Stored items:
______________________________
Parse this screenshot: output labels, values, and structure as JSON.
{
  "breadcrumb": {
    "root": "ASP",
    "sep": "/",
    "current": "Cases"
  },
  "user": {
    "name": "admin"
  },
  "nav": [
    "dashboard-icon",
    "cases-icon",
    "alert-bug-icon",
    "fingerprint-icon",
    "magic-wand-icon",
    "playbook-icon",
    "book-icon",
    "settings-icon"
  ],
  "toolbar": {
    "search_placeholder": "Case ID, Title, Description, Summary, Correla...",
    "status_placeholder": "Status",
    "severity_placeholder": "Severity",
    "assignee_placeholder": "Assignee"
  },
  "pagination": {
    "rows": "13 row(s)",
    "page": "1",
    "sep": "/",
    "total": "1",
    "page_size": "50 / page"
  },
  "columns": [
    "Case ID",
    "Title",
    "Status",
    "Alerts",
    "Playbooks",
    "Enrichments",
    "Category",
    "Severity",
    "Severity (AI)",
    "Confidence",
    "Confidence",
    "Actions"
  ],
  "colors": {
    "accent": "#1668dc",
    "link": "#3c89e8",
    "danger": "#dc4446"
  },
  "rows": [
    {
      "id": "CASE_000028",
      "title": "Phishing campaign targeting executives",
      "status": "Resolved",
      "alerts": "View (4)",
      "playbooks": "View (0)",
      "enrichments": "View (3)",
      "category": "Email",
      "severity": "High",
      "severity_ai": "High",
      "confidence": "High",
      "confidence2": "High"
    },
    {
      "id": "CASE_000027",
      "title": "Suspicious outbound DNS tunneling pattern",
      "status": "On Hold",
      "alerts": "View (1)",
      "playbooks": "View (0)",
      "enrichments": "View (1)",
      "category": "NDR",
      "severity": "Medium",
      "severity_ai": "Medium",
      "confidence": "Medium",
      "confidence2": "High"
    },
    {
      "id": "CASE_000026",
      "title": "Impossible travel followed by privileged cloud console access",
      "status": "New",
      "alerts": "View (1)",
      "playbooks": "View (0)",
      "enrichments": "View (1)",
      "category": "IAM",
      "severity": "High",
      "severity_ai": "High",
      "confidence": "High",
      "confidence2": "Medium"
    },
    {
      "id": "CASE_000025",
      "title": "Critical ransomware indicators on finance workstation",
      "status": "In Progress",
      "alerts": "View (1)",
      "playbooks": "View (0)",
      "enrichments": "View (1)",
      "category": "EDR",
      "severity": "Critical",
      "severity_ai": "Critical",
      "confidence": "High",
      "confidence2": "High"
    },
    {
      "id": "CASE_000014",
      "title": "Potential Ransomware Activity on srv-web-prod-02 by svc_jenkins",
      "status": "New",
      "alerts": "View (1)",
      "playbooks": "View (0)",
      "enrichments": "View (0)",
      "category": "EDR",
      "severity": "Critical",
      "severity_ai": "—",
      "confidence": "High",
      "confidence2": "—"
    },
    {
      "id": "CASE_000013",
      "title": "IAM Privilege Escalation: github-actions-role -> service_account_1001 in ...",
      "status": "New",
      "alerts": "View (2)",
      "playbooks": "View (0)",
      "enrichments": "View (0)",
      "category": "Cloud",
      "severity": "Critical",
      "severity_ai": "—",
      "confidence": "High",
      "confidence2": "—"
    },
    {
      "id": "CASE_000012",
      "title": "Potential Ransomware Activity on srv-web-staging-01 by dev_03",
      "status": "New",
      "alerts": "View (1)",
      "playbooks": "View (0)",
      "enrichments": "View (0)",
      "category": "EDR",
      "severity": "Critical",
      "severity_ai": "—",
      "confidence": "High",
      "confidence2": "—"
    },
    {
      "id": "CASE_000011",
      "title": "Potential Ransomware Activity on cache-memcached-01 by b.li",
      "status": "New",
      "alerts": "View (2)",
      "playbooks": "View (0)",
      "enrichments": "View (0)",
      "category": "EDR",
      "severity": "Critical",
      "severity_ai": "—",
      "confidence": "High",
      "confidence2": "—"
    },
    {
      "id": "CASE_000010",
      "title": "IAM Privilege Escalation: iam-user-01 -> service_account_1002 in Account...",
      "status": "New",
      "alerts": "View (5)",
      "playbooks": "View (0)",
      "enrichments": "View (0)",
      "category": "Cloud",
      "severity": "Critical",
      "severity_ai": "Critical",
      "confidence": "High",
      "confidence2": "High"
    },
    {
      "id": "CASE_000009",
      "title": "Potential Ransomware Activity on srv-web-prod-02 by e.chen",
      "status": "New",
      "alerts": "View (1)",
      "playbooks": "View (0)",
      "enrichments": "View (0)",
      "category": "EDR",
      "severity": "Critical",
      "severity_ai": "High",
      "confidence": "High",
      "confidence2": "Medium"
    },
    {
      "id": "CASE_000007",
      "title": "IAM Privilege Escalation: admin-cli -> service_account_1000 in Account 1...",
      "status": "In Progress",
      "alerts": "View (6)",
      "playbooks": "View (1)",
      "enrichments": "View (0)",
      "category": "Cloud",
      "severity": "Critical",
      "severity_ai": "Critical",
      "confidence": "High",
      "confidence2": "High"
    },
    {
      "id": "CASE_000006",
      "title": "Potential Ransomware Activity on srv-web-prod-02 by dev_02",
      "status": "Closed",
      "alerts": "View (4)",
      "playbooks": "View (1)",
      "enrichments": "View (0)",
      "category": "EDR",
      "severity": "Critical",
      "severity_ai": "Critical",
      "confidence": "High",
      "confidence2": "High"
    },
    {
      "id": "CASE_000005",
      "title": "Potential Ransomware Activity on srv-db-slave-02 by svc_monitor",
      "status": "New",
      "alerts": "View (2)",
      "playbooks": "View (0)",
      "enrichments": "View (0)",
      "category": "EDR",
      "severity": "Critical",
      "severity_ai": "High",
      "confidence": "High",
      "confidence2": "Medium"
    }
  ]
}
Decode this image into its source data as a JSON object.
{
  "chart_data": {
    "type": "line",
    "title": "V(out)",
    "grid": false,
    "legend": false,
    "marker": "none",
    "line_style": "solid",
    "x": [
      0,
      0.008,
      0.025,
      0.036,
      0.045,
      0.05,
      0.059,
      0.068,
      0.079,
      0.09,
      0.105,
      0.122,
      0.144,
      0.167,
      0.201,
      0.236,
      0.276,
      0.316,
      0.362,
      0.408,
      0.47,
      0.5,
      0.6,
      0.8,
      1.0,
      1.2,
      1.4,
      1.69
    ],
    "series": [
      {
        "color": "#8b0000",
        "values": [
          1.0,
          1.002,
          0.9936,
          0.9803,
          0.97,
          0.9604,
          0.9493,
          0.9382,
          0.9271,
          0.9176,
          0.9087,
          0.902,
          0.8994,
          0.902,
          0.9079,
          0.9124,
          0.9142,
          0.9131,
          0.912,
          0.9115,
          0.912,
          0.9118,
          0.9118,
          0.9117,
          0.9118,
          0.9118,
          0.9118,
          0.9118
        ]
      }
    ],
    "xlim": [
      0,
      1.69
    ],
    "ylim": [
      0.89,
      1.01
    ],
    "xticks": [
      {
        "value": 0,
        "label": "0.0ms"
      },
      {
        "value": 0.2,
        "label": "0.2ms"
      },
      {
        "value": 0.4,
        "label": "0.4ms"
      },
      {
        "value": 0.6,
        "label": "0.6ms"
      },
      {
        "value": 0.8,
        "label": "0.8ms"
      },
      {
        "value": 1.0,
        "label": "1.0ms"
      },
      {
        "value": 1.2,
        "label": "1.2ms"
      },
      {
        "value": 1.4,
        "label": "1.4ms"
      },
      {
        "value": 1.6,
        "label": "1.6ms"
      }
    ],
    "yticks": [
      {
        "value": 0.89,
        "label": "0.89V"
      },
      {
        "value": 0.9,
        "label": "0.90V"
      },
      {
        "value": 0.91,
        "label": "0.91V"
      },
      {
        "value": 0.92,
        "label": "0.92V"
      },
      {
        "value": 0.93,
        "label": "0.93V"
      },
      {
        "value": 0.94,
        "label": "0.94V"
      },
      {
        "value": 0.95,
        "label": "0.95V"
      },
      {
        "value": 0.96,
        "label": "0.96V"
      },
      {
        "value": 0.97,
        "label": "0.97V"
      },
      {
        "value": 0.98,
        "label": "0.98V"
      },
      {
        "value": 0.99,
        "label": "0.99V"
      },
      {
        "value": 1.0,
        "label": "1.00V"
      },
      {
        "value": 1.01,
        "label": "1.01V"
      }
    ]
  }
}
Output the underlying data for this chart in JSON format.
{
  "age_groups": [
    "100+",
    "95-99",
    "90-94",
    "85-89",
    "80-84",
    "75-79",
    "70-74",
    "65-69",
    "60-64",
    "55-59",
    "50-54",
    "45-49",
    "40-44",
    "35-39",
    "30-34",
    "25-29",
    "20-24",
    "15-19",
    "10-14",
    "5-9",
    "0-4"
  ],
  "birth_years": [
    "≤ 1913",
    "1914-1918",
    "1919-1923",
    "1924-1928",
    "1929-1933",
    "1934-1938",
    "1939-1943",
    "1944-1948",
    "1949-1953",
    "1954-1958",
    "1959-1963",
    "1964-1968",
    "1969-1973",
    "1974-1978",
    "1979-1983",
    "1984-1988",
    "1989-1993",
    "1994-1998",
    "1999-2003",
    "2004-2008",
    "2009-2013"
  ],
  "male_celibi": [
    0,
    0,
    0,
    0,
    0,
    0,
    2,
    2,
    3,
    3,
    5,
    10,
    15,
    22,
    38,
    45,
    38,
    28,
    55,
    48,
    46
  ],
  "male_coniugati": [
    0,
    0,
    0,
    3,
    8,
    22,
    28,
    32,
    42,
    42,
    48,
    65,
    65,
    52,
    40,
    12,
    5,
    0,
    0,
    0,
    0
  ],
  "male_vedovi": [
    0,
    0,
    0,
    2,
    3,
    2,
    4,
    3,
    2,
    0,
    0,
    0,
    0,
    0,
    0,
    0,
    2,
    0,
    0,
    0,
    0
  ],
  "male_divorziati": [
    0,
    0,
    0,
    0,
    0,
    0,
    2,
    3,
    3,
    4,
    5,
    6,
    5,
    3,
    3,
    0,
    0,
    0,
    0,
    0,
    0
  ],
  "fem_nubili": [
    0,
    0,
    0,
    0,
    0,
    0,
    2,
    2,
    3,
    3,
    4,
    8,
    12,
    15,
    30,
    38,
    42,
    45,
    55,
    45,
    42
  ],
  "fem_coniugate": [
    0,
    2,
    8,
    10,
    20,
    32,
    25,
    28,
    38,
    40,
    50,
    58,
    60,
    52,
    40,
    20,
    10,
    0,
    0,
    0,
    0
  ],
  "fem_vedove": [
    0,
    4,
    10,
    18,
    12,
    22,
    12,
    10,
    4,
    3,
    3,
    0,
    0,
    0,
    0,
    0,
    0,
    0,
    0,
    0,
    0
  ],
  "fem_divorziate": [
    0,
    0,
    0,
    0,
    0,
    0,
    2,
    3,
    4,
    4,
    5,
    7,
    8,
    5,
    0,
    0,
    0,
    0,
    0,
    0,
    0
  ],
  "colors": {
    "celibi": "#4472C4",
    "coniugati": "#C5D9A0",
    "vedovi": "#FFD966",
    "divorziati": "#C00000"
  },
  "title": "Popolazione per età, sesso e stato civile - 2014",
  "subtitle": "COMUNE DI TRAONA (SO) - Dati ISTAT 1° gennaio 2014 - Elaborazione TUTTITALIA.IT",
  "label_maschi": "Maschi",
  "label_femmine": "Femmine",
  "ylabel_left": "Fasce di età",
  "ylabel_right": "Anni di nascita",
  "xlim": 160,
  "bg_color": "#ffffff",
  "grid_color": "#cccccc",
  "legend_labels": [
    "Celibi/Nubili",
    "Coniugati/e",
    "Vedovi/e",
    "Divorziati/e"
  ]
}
______________________________
Return each line of the data that contains the string "this".

Parse this screenshot: output labels, values, and structure as JSON.
Decode this image into its source data as a JSON object.
Output the underlying data for this chart in JSON format.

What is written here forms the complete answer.